• **Goal**: Within the material below, find each line bearing the word "text" and present it.
==== Working data
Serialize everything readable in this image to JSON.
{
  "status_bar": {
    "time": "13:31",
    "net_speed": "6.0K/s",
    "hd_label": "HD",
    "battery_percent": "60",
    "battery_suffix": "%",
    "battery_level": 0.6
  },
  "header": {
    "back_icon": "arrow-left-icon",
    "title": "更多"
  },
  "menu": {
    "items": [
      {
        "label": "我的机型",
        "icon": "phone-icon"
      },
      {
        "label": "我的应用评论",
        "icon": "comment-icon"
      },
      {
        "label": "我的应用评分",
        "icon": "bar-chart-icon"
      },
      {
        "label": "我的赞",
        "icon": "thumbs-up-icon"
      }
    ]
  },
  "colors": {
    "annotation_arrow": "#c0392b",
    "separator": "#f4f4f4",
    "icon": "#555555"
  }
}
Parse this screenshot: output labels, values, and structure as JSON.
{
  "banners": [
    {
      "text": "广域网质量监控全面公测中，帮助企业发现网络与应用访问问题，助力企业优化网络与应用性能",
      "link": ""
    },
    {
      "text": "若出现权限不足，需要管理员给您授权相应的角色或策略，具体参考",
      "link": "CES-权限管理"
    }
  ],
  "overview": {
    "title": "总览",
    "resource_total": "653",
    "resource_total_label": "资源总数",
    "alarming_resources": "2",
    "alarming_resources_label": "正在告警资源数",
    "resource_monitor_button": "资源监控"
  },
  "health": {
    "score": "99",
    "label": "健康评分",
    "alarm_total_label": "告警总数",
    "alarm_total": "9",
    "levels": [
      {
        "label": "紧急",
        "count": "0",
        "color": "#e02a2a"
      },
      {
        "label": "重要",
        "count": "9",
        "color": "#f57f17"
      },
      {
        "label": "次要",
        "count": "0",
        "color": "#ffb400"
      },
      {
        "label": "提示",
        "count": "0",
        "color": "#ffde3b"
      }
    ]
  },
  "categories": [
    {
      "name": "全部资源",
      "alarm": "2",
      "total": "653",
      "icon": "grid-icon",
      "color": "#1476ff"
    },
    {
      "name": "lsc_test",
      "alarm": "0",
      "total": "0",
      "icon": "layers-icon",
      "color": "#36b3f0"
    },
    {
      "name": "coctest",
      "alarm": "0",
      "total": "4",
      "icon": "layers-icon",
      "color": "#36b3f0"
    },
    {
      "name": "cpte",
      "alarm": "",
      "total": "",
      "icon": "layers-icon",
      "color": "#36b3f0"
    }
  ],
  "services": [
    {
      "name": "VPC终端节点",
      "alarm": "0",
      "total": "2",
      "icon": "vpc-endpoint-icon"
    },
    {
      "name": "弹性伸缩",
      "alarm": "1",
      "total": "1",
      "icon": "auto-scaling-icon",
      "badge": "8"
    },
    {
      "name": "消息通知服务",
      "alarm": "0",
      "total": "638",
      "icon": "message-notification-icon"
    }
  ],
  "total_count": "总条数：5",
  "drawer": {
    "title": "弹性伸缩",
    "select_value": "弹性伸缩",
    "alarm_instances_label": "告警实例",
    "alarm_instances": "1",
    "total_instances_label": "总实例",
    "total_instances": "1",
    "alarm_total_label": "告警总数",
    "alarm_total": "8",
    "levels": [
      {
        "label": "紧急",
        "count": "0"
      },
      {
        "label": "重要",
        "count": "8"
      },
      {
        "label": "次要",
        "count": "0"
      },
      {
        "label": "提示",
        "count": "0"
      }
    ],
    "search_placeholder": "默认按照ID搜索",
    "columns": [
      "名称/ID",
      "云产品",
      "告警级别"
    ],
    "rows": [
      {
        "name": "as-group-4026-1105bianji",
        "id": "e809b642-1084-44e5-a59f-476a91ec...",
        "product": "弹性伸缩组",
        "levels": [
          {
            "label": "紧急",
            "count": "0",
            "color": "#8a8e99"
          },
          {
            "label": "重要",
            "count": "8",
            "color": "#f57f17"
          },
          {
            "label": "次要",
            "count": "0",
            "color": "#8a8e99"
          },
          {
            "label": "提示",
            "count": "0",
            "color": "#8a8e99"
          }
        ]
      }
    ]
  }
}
========
• **Result of this exercise**:
      "text": "广域网质量监控全面公测中，帮助企业发现网络与应用访问问题，助力企业优化网络与应用性能",
      "text": "若出现权限不足，需要管理员给您授权相应的角色或策略，具体参考",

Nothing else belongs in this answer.